One of the challenges facing the Department of Urban Planning is explaining what planners do and the many available career paths in the field. This void in understanding is not just with the incoming students but also their parents. With 90 percent of those incoming freshmen predetermining architecture as their intended discipline, the challenge is daunting.
As a department, we have fully embraced the goal of lifelong learning as delineated in the university’s strategic plan “Destination 2040: Our Flight Path.” However, our take on this idea is that lifelong learning should start before you arrive on campus; therefore, we are developing a curriculum for dual-credit courses, youth workshops, and other engagement activities to showcase urban planning and development to the pre-college crowd
Our initial effort has been to partner with Urban Land Institute (ULI) Indiana to deploy their nationally renowned program UrbanPlan. It was a natural fit with many UP alumni in leadership roles with ULI. In addition, we had already integrated this program into PLAN 100, which gave us the experience we needed and a core of knowledgeable undergraduate students to help us launch a high school initiative.
Thanks to the encouragement of BUPD alumnus Lauren (Petersen) James, BUPD ‘11, we applied to the BSU Discovery Grant program, funded by the BSU Women’s Fund, for financing to launch our efforts. Receiving that grant has enabled us to conduct multiple Saturday workshops in Muncie, Fort Wayne, and Indianapolis for students from all around the state over the past year.
Mary Banning, BUPD ‘16, MURP ‘18, has led these workshops with our current students helping to facilitate. High school students engage in a real-world development exercise through role-playing, economics parameters, and private/public sector demands as they consider trade-offs to meet a community’s goals. Working in teams, the students discuss issues typical for any downtown redevelopment project, including social, cultural, economic, and justice concerns.

Bounding box prediction data
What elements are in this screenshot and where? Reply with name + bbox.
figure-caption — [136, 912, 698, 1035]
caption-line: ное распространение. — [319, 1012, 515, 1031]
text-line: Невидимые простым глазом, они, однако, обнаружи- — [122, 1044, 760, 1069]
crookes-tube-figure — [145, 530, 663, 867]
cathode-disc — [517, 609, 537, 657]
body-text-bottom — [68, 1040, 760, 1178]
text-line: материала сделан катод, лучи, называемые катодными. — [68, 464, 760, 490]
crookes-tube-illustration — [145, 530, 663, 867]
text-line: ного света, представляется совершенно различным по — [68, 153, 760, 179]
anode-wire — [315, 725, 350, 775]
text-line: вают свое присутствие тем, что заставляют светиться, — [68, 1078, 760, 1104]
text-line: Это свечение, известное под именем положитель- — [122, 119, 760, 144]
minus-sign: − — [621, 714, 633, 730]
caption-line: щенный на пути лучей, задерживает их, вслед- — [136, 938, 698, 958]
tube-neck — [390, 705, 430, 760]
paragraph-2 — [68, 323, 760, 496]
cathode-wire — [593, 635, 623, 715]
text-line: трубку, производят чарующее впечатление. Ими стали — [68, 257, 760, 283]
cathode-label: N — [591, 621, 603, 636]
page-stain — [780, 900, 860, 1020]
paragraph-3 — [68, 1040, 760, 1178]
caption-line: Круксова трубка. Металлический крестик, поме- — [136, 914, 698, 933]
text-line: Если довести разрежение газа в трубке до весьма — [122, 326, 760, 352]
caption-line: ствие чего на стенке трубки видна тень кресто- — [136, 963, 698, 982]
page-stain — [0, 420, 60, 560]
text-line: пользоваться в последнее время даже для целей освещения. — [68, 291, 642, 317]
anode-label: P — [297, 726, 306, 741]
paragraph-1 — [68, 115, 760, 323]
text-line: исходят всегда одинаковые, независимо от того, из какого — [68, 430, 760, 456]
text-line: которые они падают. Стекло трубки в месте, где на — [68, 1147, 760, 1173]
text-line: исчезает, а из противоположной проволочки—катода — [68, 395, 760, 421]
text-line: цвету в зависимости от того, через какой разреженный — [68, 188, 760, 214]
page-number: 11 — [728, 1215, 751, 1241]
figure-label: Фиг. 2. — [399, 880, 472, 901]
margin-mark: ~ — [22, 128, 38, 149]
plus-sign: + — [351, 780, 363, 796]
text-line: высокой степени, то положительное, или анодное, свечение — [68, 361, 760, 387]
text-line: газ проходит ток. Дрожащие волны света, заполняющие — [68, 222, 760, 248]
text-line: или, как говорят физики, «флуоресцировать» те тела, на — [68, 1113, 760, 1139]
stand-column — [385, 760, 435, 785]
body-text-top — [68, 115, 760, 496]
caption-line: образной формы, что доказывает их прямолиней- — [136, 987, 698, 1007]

#### [Exercise 1]
According to the passage on urban planning outreach, with which organization did the department partner to deploy the UrbanPlan program?
#### [Exercise 2]
List the concerns that, according to the passage on urban planning outreach, students discuss as issues typical for any downtown redevelopment project.
#### [Exercise 3]
Carry on the passage on urban planning outreach from its final sentence.
The listing has no connection to the passage on urban planning outreach.

#### [Task answer 1]
Urban Land Institute (ULI) Indiana.

#### [Task answer 2]
Social, cultural, economic, and justice concerns.

#### [Task answer 3]
“Had I understood urban planning as an 18-year-old, my focus freshman year of college may have looked different,” Banning says. “Our hope as a department is to utilize Legos and the Urban Land Institute UrbanPlan program as a tool to expose high school students to urban planning.”
Junior Elise Jones has enjoyed assisting Banning in the PLAN 100 classes in the high school workshops.
“Getting to work with high schoolers and introduce them to urban planning has been so rewarding as I wish I had learned about planning earlier,” she says. “The major and career field is so unique and wide ranging, and it gives individuals the opportunity to create positive change, which I feel is an interest of many students today.”
Toward the end of each of those day-long high school workshops, parents arrive to watch final presentations. We discuss the connections between the workshop activities and the urban planning profession. I’m delighted that we’ve had such a grand launch toward achieving our goal of growing a new class of freshmen coming to BSU already knowing they want to study Urban Planning!